*What is required:* Report each line of the records below that holds the word "bacteria".

** Records for this exercise follows **

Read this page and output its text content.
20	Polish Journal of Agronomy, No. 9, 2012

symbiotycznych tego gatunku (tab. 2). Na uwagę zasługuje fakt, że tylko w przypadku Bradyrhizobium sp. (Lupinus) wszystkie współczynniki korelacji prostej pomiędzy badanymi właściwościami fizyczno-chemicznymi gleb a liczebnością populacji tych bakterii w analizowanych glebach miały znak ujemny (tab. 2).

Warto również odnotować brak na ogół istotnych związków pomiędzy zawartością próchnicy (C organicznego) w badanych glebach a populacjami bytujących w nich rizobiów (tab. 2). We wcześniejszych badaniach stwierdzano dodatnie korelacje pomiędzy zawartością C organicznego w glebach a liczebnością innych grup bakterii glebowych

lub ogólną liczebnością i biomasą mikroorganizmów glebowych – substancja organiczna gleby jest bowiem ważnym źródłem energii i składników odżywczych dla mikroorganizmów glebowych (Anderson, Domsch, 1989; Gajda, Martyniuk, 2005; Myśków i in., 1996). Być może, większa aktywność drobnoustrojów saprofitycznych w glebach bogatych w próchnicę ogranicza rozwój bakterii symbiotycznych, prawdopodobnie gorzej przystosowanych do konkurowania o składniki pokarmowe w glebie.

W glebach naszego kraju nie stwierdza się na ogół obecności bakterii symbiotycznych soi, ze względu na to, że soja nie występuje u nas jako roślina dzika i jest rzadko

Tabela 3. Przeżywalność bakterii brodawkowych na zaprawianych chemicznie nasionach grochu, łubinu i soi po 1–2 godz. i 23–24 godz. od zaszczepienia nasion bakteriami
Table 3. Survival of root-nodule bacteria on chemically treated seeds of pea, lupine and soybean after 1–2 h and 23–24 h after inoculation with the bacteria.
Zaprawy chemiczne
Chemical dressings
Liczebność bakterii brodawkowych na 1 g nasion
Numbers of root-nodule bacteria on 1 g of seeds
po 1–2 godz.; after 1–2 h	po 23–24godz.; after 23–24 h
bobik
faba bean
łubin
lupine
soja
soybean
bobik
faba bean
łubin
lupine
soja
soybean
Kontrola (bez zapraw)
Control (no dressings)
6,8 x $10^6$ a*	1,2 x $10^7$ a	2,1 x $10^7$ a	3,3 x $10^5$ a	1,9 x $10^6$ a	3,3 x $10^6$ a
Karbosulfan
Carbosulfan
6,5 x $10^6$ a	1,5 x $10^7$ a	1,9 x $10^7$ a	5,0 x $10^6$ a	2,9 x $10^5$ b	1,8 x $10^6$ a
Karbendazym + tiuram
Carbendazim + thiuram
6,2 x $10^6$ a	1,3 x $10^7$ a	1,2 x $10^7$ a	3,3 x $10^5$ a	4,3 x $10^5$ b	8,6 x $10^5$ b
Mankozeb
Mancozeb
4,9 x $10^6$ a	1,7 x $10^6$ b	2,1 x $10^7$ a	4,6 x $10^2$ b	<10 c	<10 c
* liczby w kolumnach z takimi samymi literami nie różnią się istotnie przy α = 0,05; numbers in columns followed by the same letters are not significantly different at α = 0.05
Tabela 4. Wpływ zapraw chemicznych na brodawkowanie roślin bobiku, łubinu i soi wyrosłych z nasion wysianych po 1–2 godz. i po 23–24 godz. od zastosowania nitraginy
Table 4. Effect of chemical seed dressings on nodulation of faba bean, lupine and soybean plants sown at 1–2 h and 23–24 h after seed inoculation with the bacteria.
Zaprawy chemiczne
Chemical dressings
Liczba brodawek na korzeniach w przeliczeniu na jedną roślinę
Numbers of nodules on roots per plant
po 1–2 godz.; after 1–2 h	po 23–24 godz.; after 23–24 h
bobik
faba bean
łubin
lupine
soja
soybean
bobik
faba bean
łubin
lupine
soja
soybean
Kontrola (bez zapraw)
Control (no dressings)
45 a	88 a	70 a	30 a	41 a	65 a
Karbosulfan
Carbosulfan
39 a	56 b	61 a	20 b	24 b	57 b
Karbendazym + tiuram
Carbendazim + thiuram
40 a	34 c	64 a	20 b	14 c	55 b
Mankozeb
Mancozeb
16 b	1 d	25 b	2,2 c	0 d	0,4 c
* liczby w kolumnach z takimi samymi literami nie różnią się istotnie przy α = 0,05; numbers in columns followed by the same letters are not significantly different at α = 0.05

** End of Records for this exercise **

*Your solution:*
Table 3. Survival of root-nodule bacteria on chemically treated seeds of pea, lupine and soybean after 1–2 h and 23–24 h after inoculation with the bacteria.
Numbers of root-nodule bacteria on 1 g of seeds
Table 4. Effect of chemical seed dressings on nodulation of faba bean, lupine and soybean plants sown at 1–2 h and 23–24 h after seed inoculation with the bacteria.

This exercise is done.